→ AIM
Please list all lines of the material below in which the string "Problem" occurs.

[Stored data entries]
::::
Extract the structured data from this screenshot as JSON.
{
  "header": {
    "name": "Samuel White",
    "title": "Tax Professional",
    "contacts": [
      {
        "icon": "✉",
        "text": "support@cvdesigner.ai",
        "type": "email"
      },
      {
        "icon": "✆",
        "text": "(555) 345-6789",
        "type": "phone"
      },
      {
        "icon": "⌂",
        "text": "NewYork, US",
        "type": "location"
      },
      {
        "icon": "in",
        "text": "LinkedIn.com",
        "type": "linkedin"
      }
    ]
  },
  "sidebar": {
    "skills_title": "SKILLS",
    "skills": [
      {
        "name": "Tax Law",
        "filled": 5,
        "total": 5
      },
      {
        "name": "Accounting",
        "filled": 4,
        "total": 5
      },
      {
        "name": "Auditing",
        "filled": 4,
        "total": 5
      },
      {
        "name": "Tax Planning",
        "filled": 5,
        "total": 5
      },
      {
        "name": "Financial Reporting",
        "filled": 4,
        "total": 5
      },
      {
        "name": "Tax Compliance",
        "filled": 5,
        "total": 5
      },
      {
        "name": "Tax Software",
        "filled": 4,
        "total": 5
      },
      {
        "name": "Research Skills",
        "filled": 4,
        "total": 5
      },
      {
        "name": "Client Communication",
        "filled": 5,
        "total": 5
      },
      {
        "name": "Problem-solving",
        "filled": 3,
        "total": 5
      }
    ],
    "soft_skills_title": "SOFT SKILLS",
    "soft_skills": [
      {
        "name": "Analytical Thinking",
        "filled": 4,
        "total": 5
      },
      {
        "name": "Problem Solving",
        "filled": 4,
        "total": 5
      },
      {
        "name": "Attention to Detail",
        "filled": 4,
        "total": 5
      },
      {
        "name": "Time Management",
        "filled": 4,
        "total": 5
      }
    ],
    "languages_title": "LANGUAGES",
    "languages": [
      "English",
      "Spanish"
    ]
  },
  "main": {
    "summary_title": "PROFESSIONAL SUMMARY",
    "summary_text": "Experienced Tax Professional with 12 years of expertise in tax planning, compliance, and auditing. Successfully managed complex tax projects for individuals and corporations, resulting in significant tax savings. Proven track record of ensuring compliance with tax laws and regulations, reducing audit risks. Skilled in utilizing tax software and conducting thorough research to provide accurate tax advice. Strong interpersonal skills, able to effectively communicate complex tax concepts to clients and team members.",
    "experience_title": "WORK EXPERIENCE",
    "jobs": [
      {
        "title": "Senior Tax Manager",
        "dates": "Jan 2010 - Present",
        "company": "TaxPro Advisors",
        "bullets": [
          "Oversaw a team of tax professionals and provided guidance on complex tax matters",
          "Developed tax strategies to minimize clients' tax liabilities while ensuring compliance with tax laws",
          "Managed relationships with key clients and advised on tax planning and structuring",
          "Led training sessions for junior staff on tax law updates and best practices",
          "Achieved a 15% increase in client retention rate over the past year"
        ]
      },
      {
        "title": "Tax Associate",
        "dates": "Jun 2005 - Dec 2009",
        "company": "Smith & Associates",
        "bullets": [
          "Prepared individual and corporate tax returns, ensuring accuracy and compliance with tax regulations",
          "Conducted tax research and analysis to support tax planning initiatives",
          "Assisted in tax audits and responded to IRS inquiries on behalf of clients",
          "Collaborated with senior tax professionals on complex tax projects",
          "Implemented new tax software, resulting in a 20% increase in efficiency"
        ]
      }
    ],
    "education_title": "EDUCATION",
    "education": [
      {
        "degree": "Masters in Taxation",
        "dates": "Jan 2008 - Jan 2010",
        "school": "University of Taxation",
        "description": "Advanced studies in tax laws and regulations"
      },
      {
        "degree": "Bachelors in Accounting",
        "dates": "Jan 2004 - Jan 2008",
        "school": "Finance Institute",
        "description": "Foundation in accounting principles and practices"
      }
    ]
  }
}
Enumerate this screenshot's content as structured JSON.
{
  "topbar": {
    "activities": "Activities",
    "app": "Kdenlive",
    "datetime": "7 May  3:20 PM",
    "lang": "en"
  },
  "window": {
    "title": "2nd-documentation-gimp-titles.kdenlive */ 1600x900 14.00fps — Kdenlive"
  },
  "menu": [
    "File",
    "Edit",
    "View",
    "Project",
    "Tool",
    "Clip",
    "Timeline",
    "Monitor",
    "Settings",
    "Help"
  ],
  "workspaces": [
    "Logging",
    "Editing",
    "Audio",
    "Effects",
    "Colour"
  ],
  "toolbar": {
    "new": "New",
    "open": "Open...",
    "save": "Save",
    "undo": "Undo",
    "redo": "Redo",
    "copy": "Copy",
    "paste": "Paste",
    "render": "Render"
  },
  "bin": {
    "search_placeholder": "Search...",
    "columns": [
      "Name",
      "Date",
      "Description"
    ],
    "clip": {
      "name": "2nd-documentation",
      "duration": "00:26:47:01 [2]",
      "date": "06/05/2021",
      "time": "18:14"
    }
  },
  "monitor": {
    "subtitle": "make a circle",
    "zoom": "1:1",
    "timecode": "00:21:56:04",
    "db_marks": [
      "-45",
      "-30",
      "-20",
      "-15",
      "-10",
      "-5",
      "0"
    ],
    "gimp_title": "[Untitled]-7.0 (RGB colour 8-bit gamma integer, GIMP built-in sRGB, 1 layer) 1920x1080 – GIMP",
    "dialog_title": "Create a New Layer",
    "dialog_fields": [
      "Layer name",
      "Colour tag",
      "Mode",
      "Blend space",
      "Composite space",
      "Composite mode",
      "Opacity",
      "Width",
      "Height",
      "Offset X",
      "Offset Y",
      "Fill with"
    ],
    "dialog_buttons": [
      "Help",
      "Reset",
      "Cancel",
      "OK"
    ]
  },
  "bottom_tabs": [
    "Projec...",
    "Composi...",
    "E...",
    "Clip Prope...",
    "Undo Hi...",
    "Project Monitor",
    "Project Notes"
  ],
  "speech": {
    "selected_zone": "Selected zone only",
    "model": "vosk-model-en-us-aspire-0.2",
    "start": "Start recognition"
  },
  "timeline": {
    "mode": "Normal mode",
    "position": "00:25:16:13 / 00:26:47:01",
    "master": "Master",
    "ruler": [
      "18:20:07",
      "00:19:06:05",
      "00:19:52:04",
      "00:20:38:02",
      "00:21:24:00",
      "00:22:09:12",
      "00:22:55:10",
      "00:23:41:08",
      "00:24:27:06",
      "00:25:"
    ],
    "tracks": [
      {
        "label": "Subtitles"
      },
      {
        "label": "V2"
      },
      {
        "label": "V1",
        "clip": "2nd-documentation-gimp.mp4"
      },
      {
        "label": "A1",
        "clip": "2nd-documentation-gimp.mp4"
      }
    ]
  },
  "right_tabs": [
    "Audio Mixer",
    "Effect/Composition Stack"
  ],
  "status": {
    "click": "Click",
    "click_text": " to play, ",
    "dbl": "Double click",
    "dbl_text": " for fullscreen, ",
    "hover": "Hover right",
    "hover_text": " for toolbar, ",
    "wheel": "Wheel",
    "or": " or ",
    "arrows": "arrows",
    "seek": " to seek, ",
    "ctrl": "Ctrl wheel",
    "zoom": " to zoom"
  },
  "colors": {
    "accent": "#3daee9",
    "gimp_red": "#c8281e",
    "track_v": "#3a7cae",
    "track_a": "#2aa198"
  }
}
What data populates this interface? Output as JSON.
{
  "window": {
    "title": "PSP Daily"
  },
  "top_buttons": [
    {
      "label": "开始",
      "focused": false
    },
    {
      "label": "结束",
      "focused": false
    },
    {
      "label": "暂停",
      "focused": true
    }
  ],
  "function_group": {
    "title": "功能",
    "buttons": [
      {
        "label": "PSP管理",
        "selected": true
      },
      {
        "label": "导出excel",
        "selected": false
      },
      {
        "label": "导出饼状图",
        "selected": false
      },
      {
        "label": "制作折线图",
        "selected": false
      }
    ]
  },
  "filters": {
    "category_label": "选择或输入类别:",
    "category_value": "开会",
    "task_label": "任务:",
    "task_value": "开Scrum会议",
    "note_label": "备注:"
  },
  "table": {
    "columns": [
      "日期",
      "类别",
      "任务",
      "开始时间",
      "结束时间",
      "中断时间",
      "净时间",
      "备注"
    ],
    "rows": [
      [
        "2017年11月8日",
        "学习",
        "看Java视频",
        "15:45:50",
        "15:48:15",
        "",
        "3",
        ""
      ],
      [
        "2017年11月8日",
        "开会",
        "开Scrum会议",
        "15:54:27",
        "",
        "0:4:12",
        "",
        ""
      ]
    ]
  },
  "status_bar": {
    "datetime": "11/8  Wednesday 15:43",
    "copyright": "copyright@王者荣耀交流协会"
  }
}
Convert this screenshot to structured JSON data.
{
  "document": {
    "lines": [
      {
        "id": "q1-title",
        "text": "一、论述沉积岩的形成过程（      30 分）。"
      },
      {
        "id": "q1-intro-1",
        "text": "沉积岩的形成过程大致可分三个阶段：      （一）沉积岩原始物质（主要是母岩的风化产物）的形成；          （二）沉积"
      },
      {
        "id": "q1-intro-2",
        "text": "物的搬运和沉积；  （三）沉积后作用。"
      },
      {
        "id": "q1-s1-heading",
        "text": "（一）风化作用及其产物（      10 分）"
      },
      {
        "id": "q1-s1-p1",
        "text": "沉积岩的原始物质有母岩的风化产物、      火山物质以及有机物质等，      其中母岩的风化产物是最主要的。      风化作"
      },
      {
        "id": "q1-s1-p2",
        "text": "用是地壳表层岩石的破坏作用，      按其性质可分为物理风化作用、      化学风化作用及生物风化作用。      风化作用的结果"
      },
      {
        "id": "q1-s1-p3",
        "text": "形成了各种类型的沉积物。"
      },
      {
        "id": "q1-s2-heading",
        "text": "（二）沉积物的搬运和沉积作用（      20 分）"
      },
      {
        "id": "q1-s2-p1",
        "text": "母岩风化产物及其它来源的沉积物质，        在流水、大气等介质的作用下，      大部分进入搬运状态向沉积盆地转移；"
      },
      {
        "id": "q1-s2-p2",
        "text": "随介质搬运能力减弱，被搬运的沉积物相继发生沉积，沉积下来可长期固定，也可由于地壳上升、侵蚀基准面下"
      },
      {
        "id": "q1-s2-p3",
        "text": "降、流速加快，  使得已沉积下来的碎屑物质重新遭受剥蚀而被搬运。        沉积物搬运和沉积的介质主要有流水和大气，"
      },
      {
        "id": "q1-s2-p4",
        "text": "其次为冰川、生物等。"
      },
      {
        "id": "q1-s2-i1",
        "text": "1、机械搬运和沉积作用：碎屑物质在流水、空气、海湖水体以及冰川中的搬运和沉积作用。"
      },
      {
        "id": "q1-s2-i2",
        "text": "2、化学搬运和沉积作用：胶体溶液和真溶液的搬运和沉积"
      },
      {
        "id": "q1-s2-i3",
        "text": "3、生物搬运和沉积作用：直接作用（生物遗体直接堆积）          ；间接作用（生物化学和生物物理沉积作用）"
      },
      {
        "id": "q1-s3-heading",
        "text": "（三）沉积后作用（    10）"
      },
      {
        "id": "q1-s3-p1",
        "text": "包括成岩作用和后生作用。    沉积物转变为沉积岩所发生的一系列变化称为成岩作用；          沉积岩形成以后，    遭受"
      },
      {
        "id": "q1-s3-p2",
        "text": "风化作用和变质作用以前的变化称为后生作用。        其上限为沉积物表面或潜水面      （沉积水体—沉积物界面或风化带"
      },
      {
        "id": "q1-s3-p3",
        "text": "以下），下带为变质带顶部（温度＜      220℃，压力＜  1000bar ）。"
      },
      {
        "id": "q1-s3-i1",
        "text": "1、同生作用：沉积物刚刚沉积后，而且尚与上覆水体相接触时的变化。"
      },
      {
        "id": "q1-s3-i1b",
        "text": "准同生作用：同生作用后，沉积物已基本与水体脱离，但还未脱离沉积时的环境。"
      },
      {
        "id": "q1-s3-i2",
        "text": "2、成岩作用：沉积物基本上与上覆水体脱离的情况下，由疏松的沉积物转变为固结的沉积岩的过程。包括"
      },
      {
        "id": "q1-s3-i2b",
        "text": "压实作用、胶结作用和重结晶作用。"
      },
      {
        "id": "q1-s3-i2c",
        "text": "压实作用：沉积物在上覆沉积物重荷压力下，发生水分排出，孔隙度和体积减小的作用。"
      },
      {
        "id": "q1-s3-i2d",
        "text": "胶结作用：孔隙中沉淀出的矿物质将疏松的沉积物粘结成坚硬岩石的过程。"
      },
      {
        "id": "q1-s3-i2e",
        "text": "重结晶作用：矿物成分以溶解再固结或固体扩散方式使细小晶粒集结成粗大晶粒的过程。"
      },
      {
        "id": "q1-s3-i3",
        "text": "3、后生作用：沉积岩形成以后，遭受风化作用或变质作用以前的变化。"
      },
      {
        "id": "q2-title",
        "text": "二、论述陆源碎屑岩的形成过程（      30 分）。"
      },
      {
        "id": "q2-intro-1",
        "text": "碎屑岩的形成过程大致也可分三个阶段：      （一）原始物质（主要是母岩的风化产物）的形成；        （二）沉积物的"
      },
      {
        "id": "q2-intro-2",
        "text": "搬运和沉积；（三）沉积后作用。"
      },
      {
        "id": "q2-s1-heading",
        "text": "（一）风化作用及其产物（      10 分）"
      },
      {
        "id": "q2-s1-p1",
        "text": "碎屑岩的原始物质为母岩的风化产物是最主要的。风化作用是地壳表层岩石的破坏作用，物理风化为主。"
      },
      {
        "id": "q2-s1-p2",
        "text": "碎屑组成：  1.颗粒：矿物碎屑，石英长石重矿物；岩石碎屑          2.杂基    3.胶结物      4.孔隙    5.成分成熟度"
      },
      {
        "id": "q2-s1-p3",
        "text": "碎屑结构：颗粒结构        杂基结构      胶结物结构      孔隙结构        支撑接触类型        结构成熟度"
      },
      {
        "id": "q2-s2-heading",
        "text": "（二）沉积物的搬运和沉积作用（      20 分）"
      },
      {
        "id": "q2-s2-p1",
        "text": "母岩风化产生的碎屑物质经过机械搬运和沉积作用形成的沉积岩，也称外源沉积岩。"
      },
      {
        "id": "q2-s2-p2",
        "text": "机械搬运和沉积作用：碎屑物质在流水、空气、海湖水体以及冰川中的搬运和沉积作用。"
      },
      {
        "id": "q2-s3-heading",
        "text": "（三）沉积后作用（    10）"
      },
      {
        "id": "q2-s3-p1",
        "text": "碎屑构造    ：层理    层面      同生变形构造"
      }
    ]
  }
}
::::
→ FINAL ANSWER
        "name": "Problem-solving",
        "name": "Problem Solving",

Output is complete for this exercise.